EXERCISE DETAILS.
Gather all lines in the entries below that include the word "κύρια".

--- Begin GIVEN RECORDS ---

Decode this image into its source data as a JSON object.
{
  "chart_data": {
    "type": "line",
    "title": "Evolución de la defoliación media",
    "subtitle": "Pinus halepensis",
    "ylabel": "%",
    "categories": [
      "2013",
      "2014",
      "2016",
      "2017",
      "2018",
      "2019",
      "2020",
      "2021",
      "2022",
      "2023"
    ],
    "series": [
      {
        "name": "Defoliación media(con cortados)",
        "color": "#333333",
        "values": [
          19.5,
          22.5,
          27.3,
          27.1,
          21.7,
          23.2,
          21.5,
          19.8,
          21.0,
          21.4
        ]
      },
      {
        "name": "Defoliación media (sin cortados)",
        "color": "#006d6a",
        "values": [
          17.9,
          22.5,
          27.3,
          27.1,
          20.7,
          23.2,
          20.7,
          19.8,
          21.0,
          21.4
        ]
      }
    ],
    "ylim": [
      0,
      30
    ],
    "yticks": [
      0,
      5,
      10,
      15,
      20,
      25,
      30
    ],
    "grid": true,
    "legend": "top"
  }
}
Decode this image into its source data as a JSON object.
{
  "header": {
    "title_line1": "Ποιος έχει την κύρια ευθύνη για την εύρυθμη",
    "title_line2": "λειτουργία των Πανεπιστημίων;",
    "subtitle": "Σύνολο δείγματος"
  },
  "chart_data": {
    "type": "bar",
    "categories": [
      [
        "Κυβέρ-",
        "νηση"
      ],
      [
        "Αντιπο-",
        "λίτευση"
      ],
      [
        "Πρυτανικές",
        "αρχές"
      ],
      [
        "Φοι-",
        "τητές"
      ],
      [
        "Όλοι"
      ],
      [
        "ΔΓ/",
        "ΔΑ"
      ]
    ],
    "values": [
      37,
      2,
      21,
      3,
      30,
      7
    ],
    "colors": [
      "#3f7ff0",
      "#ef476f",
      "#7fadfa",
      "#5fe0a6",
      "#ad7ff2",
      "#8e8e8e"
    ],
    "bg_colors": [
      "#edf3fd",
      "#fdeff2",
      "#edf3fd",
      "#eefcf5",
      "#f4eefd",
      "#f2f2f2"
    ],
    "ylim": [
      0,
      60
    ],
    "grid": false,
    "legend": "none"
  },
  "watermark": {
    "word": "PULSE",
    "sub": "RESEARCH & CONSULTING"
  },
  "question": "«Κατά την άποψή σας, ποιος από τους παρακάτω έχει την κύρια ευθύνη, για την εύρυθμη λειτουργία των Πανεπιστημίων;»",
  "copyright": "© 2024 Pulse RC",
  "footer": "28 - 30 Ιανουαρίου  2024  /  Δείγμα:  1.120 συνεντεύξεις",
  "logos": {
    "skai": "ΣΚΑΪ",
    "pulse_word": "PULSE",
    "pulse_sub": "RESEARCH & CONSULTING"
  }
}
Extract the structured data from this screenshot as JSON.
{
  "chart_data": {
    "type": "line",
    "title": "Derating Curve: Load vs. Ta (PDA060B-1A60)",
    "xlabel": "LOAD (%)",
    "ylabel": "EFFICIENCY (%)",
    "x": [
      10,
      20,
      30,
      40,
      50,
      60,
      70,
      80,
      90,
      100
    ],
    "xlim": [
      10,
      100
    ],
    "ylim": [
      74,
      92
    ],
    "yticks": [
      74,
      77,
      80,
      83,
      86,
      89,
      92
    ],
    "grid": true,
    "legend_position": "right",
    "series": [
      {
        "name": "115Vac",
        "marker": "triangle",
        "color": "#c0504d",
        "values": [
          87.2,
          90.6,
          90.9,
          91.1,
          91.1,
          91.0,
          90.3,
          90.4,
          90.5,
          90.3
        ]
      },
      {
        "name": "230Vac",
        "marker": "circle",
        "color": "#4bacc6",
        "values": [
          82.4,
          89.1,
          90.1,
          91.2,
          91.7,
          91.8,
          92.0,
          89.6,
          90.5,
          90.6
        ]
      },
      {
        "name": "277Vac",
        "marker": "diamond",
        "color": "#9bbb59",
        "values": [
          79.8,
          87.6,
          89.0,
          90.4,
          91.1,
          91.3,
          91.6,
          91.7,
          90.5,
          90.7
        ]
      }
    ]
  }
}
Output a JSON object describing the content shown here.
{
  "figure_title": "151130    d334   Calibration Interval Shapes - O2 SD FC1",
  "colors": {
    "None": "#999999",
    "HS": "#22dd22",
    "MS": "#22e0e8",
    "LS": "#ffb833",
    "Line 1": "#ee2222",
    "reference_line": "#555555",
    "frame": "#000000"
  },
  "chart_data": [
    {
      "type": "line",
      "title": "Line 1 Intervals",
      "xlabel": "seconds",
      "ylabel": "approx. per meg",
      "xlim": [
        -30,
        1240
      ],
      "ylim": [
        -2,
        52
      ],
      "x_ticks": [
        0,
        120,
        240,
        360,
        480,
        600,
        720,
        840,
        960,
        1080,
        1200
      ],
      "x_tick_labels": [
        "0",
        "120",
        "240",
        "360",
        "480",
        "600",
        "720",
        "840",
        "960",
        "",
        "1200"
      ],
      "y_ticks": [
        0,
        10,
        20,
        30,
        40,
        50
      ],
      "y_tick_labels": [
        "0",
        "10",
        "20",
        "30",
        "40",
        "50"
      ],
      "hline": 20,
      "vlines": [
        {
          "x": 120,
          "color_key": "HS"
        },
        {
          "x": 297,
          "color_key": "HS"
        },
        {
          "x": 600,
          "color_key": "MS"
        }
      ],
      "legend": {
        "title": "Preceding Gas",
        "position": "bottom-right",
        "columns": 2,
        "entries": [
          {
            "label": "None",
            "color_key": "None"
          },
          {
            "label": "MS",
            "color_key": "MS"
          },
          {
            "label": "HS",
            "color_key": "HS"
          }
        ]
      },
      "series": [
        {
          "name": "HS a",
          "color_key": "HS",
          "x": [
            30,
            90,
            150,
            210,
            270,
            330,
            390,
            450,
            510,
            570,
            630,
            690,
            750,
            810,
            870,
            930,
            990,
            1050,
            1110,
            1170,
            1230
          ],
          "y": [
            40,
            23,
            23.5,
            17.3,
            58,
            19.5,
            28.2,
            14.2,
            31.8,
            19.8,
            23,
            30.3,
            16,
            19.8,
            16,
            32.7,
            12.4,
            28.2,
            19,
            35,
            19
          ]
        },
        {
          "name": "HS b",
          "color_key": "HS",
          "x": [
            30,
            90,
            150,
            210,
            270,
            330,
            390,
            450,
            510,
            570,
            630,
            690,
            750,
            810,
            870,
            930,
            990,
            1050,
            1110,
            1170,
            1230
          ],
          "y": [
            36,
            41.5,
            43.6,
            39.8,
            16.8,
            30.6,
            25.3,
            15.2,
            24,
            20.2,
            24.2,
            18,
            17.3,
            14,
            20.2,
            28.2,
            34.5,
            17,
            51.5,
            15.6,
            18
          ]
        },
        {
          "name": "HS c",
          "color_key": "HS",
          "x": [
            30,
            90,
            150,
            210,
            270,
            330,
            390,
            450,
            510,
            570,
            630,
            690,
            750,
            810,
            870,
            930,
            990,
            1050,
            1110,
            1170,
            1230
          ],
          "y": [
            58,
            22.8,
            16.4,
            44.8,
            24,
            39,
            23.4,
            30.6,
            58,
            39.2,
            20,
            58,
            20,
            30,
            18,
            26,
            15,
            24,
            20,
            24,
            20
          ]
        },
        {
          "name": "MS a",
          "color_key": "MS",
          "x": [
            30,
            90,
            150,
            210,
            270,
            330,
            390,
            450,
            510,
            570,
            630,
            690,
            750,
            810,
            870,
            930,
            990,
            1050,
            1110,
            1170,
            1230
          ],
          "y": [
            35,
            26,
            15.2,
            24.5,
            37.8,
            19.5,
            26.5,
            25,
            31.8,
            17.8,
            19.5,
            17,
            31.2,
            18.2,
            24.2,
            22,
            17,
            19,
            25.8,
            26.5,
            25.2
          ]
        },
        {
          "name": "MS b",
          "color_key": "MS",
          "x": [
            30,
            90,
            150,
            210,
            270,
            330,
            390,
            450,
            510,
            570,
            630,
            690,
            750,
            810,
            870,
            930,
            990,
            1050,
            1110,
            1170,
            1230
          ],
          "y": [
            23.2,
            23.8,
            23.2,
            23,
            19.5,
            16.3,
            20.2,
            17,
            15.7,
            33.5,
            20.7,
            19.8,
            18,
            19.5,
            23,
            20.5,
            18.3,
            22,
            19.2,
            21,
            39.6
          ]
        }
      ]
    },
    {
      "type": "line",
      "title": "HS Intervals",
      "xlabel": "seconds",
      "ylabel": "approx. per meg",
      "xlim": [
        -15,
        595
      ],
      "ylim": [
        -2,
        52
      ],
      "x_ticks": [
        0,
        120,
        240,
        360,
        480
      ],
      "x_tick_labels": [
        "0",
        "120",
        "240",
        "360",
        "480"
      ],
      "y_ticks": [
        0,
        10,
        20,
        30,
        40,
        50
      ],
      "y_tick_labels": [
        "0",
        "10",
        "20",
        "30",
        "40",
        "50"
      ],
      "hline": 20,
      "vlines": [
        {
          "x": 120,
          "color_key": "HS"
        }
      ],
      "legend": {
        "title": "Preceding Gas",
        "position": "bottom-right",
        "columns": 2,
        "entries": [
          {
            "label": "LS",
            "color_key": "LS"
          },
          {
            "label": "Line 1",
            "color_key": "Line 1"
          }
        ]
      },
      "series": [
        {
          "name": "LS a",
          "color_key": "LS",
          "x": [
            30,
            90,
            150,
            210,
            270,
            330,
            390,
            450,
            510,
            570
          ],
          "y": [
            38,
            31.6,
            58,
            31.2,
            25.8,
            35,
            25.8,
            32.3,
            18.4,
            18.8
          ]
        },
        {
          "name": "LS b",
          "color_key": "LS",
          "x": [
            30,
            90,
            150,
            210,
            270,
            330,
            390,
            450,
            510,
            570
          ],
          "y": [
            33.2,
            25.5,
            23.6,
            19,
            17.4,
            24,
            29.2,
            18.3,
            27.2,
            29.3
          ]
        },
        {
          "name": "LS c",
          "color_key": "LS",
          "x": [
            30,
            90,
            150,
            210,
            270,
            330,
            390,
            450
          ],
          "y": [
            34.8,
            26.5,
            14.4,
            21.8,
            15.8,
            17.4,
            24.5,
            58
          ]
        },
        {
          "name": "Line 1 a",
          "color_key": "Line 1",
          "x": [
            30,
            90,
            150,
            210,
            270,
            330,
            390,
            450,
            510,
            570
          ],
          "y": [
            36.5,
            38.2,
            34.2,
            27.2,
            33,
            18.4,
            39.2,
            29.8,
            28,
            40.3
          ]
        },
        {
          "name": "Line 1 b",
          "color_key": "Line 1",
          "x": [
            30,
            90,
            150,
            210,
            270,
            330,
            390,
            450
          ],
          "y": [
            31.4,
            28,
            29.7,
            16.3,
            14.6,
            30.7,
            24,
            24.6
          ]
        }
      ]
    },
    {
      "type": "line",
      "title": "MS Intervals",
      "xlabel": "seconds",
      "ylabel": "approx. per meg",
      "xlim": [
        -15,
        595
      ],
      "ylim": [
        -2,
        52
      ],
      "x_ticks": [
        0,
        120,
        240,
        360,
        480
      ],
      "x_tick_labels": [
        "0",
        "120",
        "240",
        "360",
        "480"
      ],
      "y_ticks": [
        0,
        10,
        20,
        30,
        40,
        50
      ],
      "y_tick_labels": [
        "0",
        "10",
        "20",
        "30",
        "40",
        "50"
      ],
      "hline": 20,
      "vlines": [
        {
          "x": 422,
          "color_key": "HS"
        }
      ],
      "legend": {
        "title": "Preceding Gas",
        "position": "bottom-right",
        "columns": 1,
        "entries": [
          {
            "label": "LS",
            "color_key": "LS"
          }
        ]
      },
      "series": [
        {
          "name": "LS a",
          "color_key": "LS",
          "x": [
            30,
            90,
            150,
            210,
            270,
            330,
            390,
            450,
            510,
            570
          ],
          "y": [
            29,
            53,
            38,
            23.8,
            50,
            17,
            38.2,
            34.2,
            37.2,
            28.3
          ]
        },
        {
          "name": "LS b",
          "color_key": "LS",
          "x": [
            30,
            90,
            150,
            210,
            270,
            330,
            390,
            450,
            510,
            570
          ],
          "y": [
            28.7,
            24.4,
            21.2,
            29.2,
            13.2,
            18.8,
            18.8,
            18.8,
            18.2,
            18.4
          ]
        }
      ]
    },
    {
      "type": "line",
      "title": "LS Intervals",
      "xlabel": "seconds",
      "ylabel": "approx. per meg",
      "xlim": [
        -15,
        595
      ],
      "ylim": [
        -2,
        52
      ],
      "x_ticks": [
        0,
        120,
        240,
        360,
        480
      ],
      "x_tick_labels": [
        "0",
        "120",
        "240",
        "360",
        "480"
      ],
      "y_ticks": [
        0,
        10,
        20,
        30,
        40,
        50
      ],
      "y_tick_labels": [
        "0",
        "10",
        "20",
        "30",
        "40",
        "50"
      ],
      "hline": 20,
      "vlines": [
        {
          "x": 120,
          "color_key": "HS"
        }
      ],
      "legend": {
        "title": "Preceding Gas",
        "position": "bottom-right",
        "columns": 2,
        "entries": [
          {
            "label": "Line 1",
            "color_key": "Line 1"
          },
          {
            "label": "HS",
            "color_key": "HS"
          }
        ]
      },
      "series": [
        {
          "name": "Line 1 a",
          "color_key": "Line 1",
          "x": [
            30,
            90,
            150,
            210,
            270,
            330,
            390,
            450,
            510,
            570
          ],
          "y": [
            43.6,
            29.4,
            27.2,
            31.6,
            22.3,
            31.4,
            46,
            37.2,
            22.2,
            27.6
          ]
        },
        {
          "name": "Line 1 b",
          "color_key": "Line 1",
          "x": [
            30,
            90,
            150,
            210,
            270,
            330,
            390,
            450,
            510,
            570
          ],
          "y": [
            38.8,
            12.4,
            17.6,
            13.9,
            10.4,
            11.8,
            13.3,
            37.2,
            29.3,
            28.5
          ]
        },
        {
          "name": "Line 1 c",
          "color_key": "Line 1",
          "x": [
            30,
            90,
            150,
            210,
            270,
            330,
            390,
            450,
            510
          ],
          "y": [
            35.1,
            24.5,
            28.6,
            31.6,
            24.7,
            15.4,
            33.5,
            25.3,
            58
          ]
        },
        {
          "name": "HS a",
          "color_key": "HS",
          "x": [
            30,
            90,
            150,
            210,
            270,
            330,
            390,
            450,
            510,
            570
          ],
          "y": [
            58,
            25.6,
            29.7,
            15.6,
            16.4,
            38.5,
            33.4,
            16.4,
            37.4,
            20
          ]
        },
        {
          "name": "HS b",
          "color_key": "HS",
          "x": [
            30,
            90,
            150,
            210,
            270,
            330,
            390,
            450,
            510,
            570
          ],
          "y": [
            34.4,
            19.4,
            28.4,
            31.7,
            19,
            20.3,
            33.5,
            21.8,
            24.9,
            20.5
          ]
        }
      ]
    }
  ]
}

--- End GIVEN RECORDS ---

CORRECT ANSWER.
    "title_line1": "Ποιος έχει την κύρια ευθύνη για την εύρυθμη",
  "question": "«Κατά την άποψή σας, ποιος από τους παρακάτω έχει την κύρια ευθύνη, για την εύρυθμη λειτουργία των Πανεπιστημίων;»",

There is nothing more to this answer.